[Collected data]
■ ■ ■
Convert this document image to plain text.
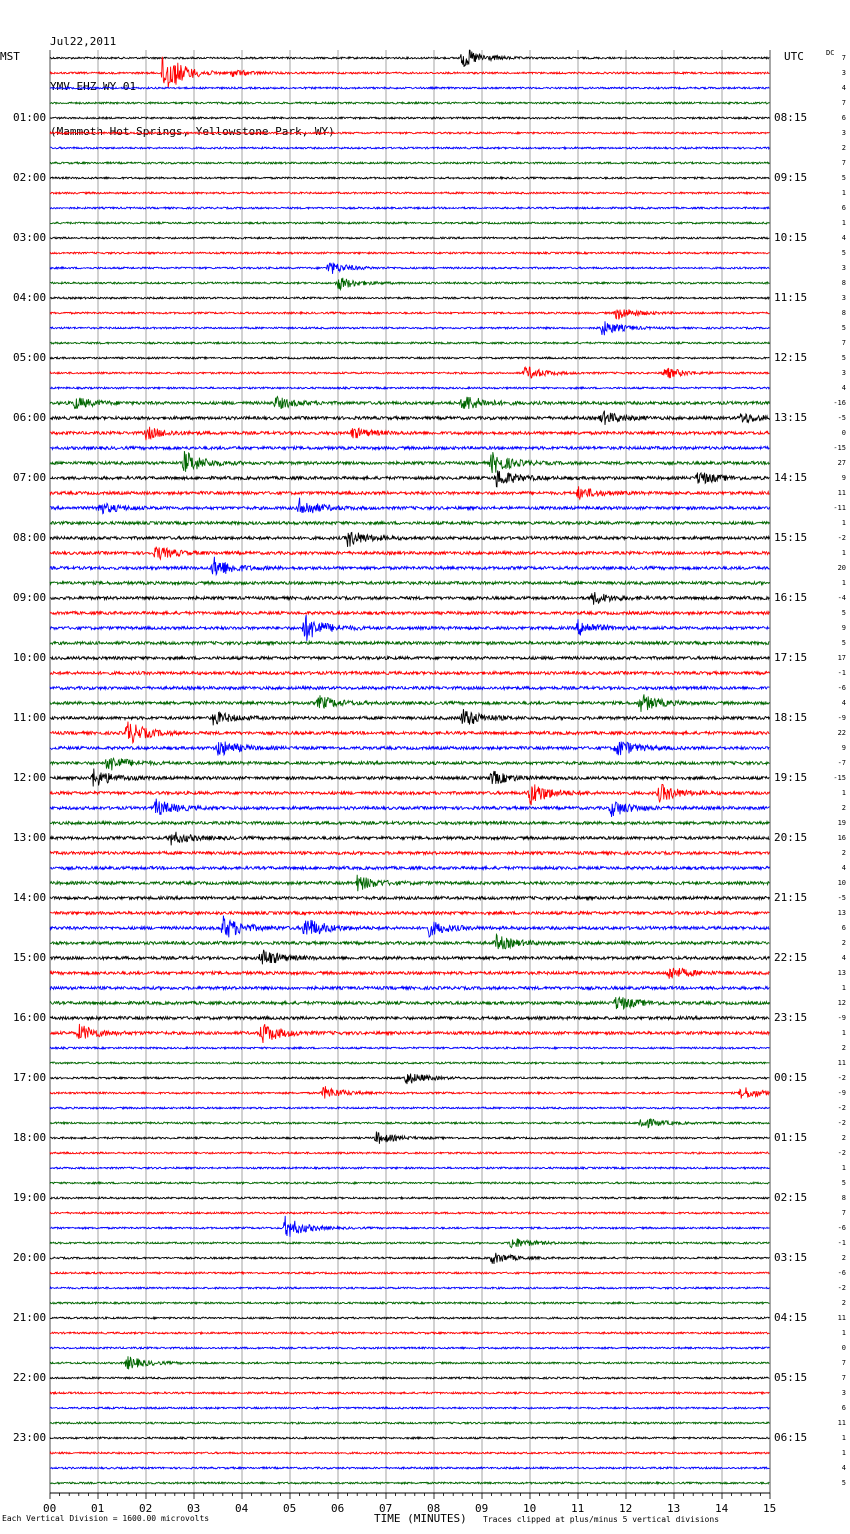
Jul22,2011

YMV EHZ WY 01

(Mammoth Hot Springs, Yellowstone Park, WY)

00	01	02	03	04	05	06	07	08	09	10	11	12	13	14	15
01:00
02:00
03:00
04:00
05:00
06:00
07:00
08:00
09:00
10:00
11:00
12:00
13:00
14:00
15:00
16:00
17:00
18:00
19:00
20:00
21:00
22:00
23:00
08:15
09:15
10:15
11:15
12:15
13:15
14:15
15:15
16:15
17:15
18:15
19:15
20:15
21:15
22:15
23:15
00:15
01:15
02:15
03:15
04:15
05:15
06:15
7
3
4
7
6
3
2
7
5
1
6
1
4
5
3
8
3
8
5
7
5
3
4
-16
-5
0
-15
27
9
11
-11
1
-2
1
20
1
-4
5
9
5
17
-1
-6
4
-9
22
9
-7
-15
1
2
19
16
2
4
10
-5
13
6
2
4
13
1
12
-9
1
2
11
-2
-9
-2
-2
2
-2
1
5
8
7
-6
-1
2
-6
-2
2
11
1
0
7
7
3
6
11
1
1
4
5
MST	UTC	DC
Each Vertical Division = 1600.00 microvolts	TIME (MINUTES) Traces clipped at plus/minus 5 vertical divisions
■ ■ ■
[Exercise requirements] Without including the pictures, reproduce all entries exactly.

[Answer in full]
Convert this document image to plain text.
Jul22,2011

YMV EHZ WY 01

(Mammoth Hot Springs, Yellowstone Park, WY)

00	01	02	03	04	05	06	07	08	09	10	11	12	13	14	15
01:00
02:00
03:00
04:00
05:00
06:00
07:00
08:00
09:00
10:00
11:00
12:00
13:00
14:00
15:00
16:00
17:00
18:00
19:00
20:00
21:00
22:00
23:00
08:15
09:15
10:15
11:15
12:15
13:15
14:15
15:15
16:15
17:15
18:15
19:15
20:15
21:15
22:15
23:15
00:15
01:15
02:15
03:15
04:15
05:15
06:15
7
3
4
7
6
3
2
7
5
1
6
1
4
5
3
8
3
8
5
7
5
3
4
-16
-5
0
-15
27
9
11
-11
1
-2
1
20
1
-4
5
9
5
17
-1
-6
4
-9
22
9
-7
-15
1
2
19
16
2
4
10
-5
13
6
2
4
13
1
12
-9
1
2
11
-2
-9
-2
-2
2
-2
1
5
8
7
-6
-1
2
-6
-2
2
11
1
0
7
7
3
6
11
1
1
4
5
MST	UTC	DC
Each Vertical Division = 1600.00 microvolts	TIME (MINUTES) Traces clipped at plus/minus 5 vertical divisions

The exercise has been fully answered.